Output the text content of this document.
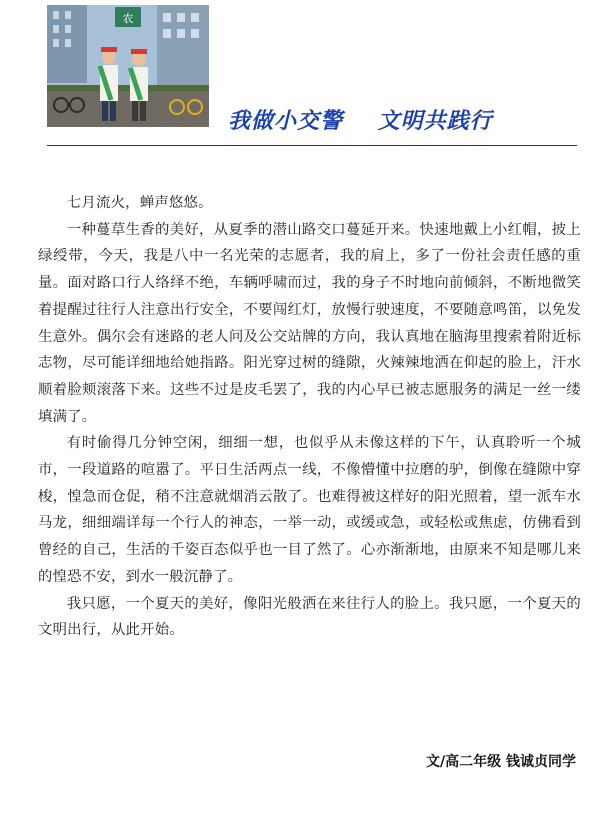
农
我做小交警    文明共践行

七月流火，蝉声悠悠。

一种蔓草生香的美好，从夏季的潜山路交口蔓延开来。快速地戴上小红帽，披上绿绶带，今天，我是八中一名光荣的志愿者，我的肩上，多了一份社会责任感的重量。面对路口行人络绎不绝，车辆呼啸而过，我的身子不时地向前倾斜，不断地微笑着提醒过往行人注意出行安全，不要闯红灯，放慢行驶速度，不要随意鸣笛，以免发生意外。偶尔会有迷路的老人问及公交站牌的方向，我认真地在脑海里搜索着附近标志物，尽可能详细地给她指路。阳光穿过树的缝隙，火辣辣地洒在仰起的脸上，汗水顺着脸颊滚落下来。这些不过是皮毛罢了，我的内心早已被志愿服务的满足一丝一缕填满了。

有时偷得几分钟空闲，细细一想，也似乎从未像这样的下午，认真聆听一个城市，一段道路的喧嚣了。平日生活两点一线，不像懵懂中拉磨的驴，倒像在缝隙中穿梭，惶急而仓促，稍不注意就烟消云散了。也难得被这样好的阳光照着，望一派车水马龙，细细端详每一个行人的神态，一举一动，或缓或急，或轻松或焦虑，仿佛看到曾经的自己，生活的千姿百态似乎也一目了然了。心亦渐渐地，由原来不知是哪儿来的惶恐不安，到水一般沉静了。

我只愿，一个夏天的美好，像阳光般洒在来往行人的脸上。我只愿，一个夏天的文明出行，从此开始。

文/高二年级 钱诚贞同学
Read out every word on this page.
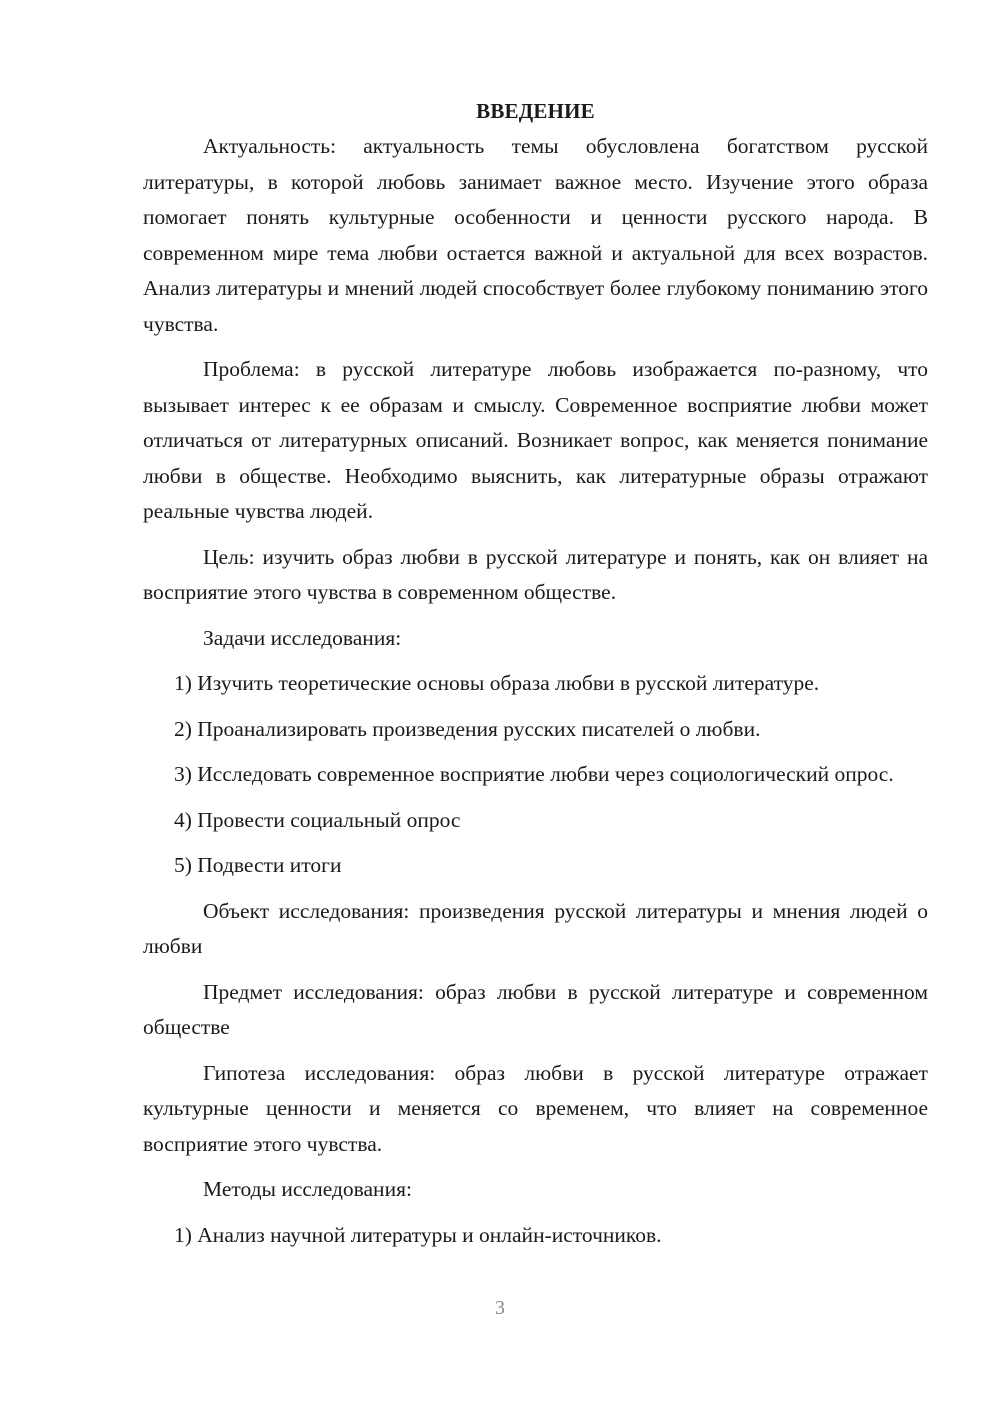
ВВЕДЕНИЕ

Актуальность: актуальность темы обусловлена богатством русской литературы, в которой любовь занимает важное место. Изучение этого образа помогает понять культурные особенности и ценности русского народа. В современном мире тема любви остается важной и актуальной для всех возрастов. Анализ литературы и мнений людей способствует более глубокому пониманию этого чувства.

Проблема: в русской литературе любовь изображается по-разному, что вызывает интерес к ее образам и смыслу. Современное восприятие любви может отличаться от литературных описаний. Возникает вопрос, как меняется понимание любви в обществе. Необходимо выяснить, как литературные образы отражают реальные чувства людей.

Цель: изучить образ любви в русской литературе и понять, как он влияет на восприятие этого чувства в современном обществе.

Задачи исследования:

1) Изучить теоретические основы образа любви в русской литературе.

2) Проанализировать произведения русских писателей о любви.

3) Исследовать современное восприятие любви через социологический опрос.

4) Провести социальный опрос

5) Подвести итоги

Объект исследования: произведения русской литературы и мнения людей о любви

Предмет исследования: образ любви в русской литературе и современном обществе

Гипотеза исследования: образ любви в русской литературе отражает культурные ценности и меняется со временем, что влияет на современное восприятие этого чувства.

Методы исследования:

1) Анализ научной литературы и онлайн-источников.

3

---

## Work to be completed
In the listing, find every line containing the word "влияет" and list it.

## Response
Цель: изучить образ любви в русской литературе и понять, как он влияет на восприятие этого чувства в современном обществе.
Гипотеза исследования: образ любви в русской литературе отражает культурные ценности и меняется со временем, что влияет на современное восприятие этого чувства.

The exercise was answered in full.